# Data records
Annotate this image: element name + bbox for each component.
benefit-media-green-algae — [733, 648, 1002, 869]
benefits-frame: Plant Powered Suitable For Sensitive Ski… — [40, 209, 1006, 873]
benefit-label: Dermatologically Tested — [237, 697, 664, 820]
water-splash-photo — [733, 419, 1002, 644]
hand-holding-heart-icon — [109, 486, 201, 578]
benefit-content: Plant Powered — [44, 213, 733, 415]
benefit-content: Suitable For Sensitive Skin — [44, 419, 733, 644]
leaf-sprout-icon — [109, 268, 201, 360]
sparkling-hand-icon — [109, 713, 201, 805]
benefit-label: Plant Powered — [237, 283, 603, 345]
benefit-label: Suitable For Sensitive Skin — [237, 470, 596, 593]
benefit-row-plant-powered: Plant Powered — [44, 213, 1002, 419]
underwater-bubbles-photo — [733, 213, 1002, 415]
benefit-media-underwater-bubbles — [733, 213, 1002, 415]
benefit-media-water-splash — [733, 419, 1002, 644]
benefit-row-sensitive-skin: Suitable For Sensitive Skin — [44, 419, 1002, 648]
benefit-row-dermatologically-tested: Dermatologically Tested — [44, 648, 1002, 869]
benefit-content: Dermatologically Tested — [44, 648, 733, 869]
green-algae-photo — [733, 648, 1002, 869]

# The problem
Please write out every line in these entries word for word.

# Worked answer
Annotate this image: element name + bbox for each component.
benefit-media-green-algae — [733, 648, 1002, 869]
benefits-frame: Plant Powered Suitable For Sensitive Ski… — [40, 209, 1006, 873]
benefit-label: Dermatologically Tested — [237, 697, 664, 820]
water-splash-photo — [733, 419, 1002, 644]
hand-holding-heart-icon — [109, 486, 201, 578]
benefit-content: Plant Powered — [44, 213, 733, 415]
benefit-content: Suitable For Sensitive Skin — [44, 419, 733, 644]
leaf-sprout-icon — [109, 268, 201, 360]
sparkling-hand-icon — [109, 713, 201, 805]
benefit-label: Plant Powered — [237, 283, 603, 345]
benefit-label: Suitable For Sensitive Skin — [237, 470, 596, 593]
benefit-row-plant-powered: Plant Powered — [44, 213, 1002, 419]
underwater-bubbles-photo — [733, 213, 1002, 415]
benefit-media-underwater-bubbles — [733, 213, 1002, 415]
benefit-media-water-splash — [733, 419, 1002, 644]
benefit-row-sensitive-skin: Suitable For Sensitive Skin — [44, 419, 1002, 648]
benefit-row-dermatologically-tested: Dermatologically Tested — [44, 648, 1002, 869]
benefit-content: Dermatologically Tested — [44, 648, 733, 869]
green-algae-photo — [733, 648, 1002, 869]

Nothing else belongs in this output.